--- begin AVAILABLE RECORDS ---

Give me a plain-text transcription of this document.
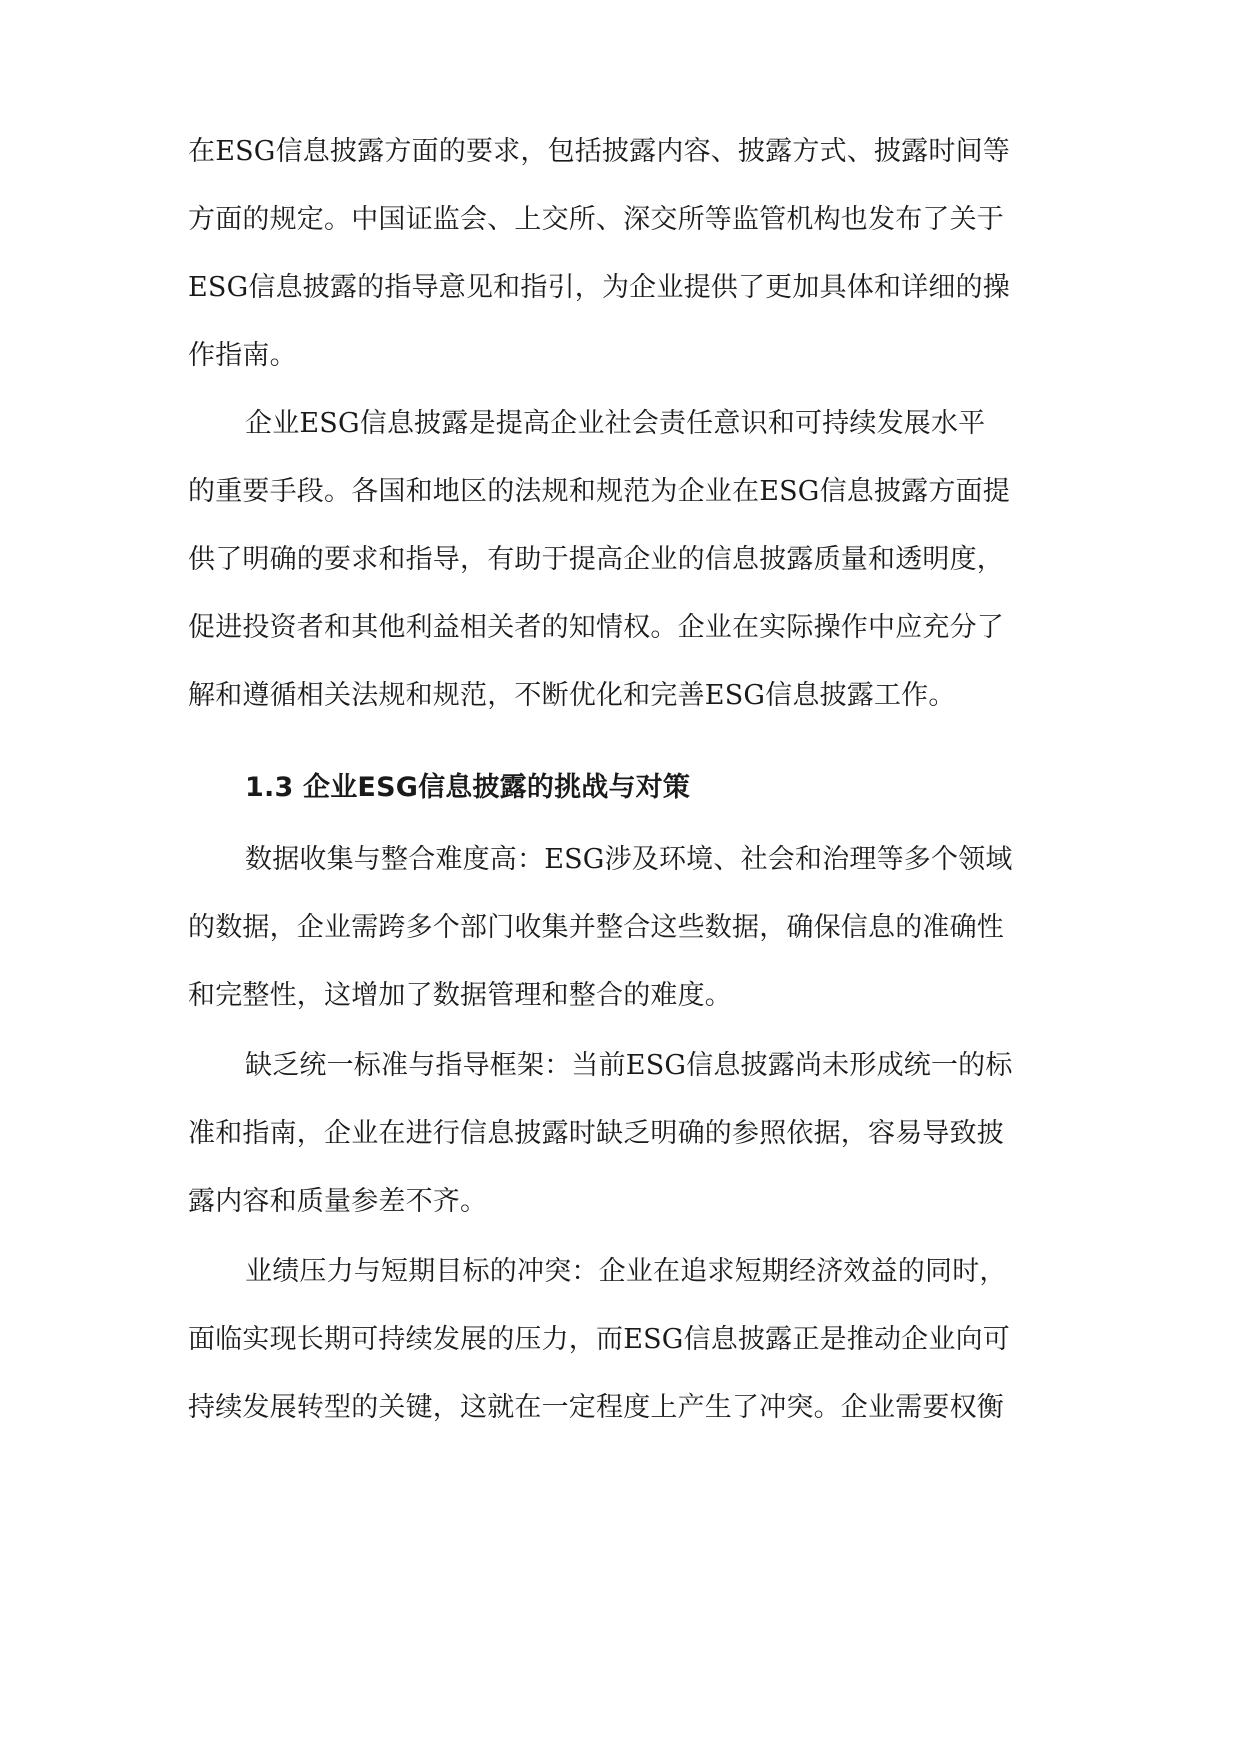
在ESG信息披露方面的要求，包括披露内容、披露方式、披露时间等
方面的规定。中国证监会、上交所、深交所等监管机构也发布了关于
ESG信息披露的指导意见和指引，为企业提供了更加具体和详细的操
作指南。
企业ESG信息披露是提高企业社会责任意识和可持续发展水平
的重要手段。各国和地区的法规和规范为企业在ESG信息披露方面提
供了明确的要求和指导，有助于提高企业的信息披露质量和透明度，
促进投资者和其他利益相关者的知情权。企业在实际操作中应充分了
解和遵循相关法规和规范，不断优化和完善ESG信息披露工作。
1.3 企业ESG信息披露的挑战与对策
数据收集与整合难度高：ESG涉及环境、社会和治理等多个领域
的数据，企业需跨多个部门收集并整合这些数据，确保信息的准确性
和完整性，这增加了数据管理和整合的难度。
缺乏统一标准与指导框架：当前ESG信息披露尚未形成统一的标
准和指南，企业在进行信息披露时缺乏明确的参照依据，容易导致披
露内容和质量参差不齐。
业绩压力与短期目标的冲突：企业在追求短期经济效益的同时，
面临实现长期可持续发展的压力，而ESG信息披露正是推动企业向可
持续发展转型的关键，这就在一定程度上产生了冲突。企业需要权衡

--- end AVAILABLE RECORDS ---

*THE EXERCISE:* Give every record again exactly, apart from the pictures, which stay out.

*RESULT OF THE TASK:*
Give me a plain-text transcription of this document.
在ESG信息披露方面的要求，包括披露内容、披露方式、披露时间等
方面的规定。中国证监会、上交所、深交所等监管机构也发布了关于
ESG信息披露的指导意见和指引，为企业提供了更加具体和详细的操
作指南。
企业ESG信息披露是提高企业社会责任意识和可持续发展水平
的重要手段。各国和地区的法规和规范为企业在ESG信息披露方面提
供了明确的要求和指导，有助于提高企业的信息披露质量和透明度，
促进投资者和其他利益相关者的知情权。企业在实际操作中应充分了
解和遵循相关法规和规范，不断优化和完善ESG信息披露工作。
1.3 企业ESG信息披露的挑战与对策
数据收集与整合难度高：ESG涉及环境、社会和治理等多个领域
的数据，企业需跨多个部门收集并整合这些数据，确保信息的准确性
和完整性，这增加了数据管理和整合的难度。
缺乏统一标准与指导框架：当前ESG信息披露尚未形成统一的标
准和指南，企业在进行信息披露时缺乏明确的参照依据，容易导致披
露内容和质量参差不齐。
业绩压力与短期目标的冲突：企业在追求短期经济效益的同时，
面临实现长期可持续发展的压力，而ESG信息披露正是推动企业向可
持续发展转型的关键，这就在一定程度上产生了冲突。企业需要权衡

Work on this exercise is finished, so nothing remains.